WORK TO DO> Count how many lines in this material contain "さいたま". The answer is that number alone.

DATA LINES>
▽
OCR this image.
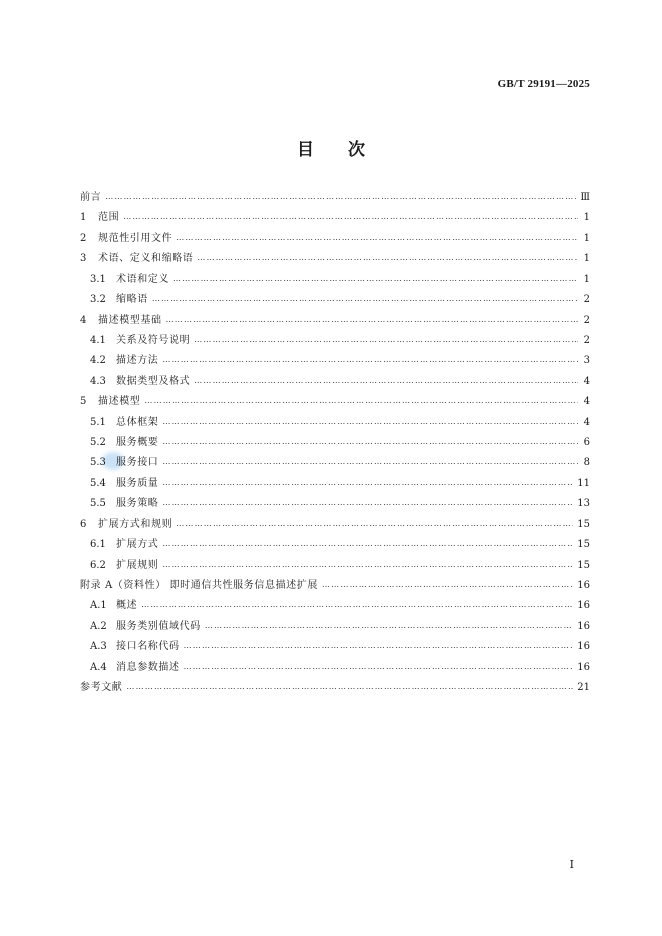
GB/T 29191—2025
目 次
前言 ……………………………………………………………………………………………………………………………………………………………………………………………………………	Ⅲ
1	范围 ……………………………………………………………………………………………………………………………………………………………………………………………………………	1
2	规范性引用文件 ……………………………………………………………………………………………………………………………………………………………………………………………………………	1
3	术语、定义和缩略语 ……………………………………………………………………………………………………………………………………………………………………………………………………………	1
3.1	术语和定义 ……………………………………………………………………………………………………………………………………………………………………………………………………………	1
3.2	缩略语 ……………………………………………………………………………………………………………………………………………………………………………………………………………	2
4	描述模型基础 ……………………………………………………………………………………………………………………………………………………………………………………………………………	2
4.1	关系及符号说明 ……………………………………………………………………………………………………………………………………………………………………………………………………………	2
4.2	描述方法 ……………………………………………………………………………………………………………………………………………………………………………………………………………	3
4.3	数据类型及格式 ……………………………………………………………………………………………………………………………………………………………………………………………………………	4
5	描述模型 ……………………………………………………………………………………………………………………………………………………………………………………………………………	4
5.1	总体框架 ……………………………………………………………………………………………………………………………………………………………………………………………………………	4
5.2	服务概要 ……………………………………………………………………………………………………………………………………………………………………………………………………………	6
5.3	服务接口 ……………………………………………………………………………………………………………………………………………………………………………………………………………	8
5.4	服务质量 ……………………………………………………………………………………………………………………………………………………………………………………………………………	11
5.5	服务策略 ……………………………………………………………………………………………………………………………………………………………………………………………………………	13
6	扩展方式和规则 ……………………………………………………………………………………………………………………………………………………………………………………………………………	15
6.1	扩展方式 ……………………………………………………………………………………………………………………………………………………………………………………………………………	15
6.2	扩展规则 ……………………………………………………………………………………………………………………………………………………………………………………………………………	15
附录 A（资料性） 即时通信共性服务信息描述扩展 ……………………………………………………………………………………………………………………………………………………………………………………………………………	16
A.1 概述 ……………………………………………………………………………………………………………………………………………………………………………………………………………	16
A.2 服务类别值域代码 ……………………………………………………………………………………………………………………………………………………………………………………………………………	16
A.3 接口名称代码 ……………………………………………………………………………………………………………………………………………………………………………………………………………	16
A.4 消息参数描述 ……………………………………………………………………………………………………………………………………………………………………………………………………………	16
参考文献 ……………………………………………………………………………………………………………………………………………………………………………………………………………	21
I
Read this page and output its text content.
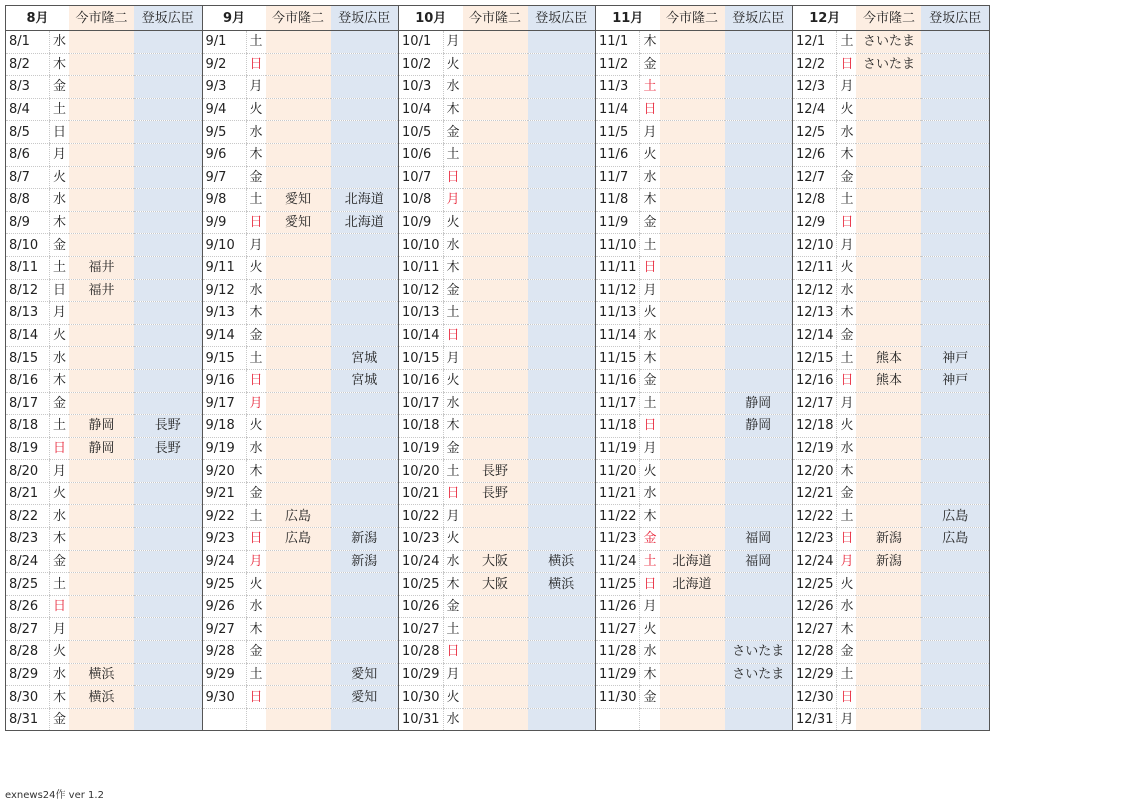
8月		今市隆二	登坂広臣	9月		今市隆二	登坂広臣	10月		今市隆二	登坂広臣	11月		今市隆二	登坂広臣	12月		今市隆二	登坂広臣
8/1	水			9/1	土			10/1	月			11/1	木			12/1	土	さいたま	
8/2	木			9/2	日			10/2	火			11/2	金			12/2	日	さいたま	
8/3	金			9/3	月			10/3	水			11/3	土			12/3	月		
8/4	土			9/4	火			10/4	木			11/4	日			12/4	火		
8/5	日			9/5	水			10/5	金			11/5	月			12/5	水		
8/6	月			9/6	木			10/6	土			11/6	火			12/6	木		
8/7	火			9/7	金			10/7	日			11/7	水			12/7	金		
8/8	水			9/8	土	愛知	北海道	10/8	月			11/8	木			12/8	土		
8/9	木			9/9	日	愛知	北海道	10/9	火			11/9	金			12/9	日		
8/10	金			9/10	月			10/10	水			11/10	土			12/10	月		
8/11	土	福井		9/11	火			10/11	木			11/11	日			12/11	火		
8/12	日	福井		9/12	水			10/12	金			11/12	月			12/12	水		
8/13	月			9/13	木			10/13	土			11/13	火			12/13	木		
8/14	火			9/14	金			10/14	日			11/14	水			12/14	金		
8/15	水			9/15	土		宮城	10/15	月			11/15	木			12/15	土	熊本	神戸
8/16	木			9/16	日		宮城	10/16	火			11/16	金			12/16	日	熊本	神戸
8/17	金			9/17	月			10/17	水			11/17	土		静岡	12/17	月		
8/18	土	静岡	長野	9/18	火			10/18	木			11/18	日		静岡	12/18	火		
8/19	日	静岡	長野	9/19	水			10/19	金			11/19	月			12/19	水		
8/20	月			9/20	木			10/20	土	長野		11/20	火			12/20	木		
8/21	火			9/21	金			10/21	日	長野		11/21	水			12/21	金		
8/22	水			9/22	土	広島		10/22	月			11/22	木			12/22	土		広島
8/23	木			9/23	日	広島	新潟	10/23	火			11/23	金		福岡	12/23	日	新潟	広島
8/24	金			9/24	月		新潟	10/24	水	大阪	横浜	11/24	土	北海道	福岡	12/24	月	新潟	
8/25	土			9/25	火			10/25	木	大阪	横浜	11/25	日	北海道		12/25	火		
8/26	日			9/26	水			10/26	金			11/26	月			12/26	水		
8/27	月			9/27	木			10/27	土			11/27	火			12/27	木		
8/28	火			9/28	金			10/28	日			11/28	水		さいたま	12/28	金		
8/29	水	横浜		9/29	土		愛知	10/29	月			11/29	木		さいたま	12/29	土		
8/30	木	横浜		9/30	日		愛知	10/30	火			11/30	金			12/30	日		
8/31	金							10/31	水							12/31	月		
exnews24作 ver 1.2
△
▽
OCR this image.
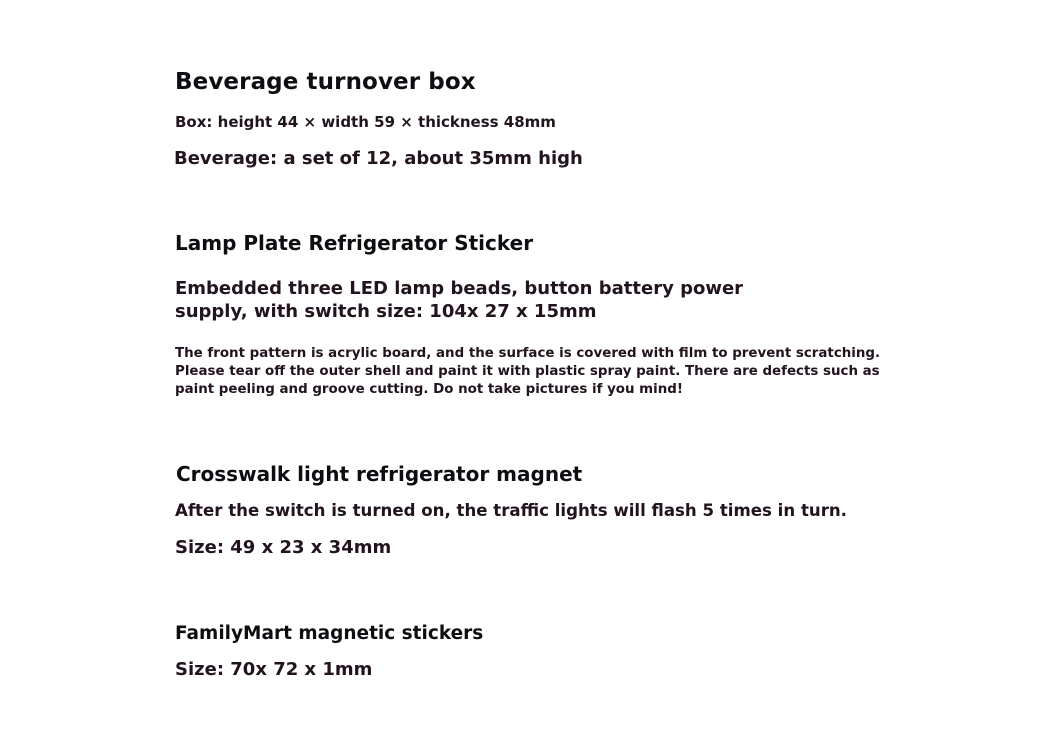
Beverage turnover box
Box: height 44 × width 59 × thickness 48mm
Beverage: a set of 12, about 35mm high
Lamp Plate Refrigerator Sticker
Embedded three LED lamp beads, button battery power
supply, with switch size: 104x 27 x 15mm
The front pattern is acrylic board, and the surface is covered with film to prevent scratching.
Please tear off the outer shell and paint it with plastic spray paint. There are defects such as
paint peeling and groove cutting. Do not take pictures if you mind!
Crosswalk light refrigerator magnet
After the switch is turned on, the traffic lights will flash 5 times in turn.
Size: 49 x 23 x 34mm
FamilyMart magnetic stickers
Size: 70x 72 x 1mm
△
COMPLETE ANSWER> 4